* Problem to solve *
From the listing below, pull out all lines with "JSON" in them.
======== Extracted entries
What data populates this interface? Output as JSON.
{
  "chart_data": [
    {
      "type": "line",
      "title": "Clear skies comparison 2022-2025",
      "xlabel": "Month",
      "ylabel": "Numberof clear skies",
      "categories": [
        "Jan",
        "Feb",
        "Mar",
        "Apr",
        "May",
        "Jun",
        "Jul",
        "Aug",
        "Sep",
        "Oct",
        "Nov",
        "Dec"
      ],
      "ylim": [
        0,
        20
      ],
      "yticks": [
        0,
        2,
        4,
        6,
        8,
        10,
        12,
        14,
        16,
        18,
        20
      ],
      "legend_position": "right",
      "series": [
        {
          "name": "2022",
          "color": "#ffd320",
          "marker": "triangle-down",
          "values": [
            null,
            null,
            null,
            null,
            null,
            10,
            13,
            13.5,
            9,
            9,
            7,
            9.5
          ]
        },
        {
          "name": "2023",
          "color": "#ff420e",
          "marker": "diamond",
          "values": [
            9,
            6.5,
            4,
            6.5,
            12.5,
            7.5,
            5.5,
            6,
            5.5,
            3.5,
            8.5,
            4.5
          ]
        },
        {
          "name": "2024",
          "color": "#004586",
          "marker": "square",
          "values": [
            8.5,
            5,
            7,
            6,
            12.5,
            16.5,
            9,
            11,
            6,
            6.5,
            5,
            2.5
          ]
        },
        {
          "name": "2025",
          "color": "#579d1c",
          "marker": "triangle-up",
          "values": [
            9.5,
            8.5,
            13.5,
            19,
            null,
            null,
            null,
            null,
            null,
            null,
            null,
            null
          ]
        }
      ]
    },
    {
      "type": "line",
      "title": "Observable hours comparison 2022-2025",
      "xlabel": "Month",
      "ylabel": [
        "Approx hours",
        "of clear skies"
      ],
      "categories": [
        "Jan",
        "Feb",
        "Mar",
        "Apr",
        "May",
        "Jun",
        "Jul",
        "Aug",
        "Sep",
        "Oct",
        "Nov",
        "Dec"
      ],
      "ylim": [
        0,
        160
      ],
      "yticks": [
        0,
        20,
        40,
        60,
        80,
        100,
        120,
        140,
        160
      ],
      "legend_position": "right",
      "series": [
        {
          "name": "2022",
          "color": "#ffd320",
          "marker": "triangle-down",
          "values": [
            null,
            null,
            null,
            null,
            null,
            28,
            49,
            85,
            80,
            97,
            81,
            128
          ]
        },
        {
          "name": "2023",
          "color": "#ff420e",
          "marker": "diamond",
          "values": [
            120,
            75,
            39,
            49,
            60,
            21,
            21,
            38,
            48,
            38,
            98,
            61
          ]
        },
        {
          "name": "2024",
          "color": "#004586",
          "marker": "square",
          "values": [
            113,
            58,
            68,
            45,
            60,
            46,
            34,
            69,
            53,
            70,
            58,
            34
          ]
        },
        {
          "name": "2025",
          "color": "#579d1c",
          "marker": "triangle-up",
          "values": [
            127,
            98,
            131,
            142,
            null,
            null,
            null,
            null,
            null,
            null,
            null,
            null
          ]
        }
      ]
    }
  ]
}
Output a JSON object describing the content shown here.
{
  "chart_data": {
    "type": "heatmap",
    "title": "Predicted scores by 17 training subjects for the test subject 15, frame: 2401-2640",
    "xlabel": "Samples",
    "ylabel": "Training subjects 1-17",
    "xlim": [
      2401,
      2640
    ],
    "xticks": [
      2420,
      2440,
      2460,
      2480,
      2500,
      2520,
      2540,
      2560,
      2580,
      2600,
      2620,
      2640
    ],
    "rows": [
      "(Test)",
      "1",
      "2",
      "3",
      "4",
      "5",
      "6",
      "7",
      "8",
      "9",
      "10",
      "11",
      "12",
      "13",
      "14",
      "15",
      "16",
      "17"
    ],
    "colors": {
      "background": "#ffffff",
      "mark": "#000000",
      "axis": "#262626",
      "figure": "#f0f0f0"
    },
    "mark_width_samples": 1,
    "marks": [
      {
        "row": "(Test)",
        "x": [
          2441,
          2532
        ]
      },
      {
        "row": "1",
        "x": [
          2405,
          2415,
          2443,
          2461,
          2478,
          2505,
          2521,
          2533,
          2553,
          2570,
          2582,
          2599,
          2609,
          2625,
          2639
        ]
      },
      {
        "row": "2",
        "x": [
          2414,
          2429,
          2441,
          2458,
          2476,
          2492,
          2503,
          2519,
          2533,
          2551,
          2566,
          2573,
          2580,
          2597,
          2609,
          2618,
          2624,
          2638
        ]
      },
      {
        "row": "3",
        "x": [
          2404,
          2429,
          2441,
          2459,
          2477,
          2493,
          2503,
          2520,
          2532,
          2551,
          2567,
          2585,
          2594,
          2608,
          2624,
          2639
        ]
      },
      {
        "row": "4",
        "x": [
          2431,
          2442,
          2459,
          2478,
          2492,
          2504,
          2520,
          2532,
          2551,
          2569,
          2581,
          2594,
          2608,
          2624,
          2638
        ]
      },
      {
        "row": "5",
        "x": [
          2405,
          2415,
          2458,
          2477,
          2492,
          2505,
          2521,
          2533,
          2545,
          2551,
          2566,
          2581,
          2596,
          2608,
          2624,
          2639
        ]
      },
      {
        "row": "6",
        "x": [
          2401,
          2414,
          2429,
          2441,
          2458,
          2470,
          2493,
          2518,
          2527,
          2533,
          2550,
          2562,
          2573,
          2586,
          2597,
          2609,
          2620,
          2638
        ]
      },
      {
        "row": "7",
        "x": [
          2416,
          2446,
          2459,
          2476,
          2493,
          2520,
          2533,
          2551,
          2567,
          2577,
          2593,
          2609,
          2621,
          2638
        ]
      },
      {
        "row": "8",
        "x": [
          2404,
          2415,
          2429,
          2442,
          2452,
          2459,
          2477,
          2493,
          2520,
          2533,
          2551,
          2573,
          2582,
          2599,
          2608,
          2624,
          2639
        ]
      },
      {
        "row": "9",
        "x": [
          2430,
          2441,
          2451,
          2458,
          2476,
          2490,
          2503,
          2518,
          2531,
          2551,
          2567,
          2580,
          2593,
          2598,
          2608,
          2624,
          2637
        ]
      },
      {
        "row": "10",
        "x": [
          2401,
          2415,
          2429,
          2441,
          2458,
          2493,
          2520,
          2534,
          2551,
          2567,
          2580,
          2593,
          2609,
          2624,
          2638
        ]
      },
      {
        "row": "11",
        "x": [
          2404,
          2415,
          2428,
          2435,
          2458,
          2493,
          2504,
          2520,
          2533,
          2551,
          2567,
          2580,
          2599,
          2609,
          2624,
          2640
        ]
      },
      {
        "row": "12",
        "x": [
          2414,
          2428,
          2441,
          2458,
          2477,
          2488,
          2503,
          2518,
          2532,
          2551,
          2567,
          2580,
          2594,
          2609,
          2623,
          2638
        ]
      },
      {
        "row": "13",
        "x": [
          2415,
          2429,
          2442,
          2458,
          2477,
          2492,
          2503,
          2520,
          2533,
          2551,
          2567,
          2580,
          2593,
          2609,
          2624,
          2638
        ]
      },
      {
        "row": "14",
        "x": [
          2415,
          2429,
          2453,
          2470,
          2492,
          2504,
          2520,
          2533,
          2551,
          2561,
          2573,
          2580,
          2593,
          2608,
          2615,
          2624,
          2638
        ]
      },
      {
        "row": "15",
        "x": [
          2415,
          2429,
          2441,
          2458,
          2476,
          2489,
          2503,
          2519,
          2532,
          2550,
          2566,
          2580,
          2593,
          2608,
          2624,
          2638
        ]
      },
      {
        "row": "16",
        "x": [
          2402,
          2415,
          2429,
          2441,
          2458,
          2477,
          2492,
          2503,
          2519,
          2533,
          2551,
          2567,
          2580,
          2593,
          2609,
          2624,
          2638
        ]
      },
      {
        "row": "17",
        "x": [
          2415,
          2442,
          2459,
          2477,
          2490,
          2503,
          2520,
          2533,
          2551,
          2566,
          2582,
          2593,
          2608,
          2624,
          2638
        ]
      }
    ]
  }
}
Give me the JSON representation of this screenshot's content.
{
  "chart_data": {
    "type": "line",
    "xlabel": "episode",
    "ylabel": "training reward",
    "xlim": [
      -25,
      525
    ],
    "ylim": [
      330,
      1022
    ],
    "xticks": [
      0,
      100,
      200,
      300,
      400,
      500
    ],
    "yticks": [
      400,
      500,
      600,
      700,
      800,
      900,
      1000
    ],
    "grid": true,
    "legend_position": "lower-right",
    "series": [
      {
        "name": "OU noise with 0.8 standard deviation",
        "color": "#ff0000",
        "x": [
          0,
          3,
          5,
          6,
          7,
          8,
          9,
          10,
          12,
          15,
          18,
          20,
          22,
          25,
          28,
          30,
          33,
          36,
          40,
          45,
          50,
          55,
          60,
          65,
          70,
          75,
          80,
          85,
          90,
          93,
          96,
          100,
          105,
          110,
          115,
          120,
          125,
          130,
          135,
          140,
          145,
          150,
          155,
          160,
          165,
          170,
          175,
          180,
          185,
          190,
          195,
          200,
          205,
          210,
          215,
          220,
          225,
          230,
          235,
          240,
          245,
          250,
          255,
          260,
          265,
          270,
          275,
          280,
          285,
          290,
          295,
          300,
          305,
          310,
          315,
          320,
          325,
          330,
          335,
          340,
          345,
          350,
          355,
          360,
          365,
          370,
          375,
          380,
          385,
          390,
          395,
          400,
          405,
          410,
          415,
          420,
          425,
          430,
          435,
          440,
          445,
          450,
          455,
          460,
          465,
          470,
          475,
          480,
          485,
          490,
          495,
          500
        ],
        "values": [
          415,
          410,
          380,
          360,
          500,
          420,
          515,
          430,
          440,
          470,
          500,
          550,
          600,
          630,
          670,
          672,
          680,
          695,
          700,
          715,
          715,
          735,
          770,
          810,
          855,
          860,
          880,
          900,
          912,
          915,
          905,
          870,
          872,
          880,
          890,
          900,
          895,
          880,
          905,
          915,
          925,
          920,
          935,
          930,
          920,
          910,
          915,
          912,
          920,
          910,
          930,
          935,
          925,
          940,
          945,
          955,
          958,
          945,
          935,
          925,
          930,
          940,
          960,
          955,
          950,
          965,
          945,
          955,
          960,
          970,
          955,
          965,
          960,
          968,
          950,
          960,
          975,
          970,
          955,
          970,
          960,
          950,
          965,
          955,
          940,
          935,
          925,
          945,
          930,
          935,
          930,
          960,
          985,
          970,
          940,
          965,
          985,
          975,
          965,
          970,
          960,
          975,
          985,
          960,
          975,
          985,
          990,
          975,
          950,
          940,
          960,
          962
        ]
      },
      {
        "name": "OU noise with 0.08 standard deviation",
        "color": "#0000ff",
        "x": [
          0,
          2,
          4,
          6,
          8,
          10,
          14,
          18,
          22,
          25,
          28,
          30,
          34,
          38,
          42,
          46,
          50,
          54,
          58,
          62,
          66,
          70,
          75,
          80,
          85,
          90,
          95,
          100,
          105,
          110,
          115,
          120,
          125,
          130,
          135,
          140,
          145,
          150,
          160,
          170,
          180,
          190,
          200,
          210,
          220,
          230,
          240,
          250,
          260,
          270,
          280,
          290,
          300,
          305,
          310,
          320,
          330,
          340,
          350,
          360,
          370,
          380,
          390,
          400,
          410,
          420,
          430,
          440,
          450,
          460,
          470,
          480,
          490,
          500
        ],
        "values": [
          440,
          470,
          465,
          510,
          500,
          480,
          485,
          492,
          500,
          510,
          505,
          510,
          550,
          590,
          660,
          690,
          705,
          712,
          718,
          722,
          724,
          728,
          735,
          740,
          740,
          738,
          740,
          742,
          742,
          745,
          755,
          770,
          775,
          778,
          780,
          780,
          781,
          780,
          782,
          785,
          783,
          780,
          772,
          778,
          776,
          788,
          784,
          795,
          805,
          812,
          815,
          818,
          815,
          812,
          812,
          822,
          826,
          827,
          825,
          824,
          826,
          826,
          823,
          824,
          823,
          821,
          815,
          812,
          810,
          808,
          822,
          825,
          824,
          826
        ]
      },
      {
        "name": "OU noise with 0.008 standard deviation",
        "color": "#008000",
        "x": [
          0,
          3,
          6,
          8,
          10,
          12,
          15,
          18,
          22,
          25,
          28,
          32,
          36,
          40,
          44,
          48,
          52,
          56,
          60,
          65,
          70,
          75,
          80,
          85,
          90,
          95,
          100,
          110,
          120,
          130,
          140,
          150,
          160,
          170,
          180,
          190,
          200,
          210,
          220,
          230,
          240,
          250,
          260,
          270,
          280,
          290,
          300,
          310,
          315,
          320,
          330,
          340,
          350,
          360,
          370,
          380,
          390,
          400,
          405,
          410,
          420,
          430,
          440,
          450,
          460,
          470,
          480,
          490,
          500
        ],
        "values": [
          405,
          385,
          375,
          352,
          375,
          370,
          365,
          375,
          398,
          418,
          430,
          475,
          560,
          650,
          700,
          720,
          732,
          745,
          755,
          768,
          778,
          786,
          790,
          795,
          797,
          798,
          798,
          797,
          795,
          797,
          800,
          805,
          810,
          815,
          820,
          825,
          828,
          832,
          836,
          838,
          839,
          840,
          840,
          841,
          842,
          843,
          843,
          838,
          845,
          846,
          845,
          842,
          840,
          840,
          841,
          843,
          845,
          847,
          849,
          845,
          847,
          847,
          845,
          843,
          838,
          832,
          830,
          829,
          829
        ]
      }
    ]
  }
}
================
* Response *
What data populates this interface? Output as JSON.
Output a JSON object describing the content shown here.
Give me the JSON representation of this screenshot's content.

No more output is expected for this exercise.